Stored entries
================

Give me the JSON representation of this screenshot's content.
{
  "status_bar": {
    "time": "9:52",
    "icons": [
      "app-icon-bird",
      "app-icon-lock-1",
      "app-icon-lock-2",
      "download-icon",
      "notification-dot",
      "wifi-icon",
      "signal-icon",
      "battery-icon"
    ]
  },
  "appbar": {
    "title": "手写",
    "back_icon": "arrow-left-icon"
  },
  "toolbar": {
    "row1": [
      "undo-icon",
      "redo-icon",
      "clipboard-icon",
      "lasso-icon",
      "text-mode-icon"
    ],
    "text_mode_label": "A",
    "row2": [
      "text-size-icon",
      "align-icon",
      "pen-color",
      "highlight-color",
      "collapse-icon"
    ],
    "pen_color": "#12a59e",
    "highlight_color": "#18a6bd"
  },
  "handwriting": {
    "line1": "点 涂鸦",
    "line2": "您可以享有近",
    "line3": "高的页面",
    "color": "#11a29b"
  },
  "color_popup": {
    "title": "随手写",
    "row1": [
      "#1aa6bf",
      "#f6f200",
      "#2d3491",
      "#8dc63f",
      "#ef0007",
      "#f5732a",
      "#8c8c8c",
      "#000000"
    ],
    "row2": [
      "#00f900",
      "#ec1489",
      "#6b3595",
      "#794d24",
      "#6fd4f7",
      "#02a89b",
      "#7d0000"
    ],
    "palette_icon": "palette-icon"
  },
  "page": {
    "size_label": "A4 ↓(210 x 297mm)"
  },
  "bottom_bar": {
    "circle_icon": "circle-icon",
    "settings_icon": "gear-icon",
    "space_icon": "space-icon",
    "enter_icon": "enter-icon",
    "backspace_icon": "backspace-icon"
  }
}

================

▸ **WHAT YOU NEED TO DO**: Go back to the listing above and please repeat it exactly.

▸ **SOLUTION TO THIS TASK**:
Give me the JSON representation of this screenshot's content.
{
  "status_bar": {
    "time": "9:52",
    "icons": [
      "app-icon-bird",
      "app-icon-lock-1",
      "app-icon-lock-2",
      "download-icon",
      "notification-dot",
      "wifi-icon",
      "signal-icon",
      "battery-icon"
    ]
  },
  "appbar": {
    "title": "手写",
    "back_icon": "arrow-left-icon"
  },
  "toolbar": {
    "row1": [
      "undo-icon",
      "redo-icon",
      "clipboard-icon",
      "lasso-icon",
      "text-mode-icon"
    ],
    "text_mode_label": "A",
    "row2": [
      "text-size-icon",
      "align-icon",
      "pen-color",
      "highlight-color",
      "collapse-icon"
    ],
    "pen_color": "#12a59e",
    "highlight_color": "#18a6bd"
  },
  "handwriting": {
    "line1": "点 涂鸦",
    "line2": "您可以享有近",
    "line3": "高的页面",
    "color": "#11a29b"
  },
  "color_popup": {
    "title": "随手写",
    "row1": [
      "#1aa6bf",
      "#f6f200",
      "#2d3491",
      "#8dc63f",
      "#ef0007",
      "#f5732a",
      "#8c8c8c",
      "#000000"
    ],
    "row2": [
      "#00f900",
      "#ec1489",
      "#6b3595",
      "#794d24",
      "#6fd4f7",
      "#02a89b",
      "#7d0000"
    ],
    "palette_icon": "palette-icon"
  },
  "page": {
    "size_label": "A4 ↓(210 x 297mm)"
  },
  "bottom_bar": {
    "circle_icon": "circle-icon",
    "settings_icon": "gear-icon",
    "space_icon": "space-icon",
    "enter_icon": "enter-icon",
    "backspace_icon": "backspace-icon"
  }
}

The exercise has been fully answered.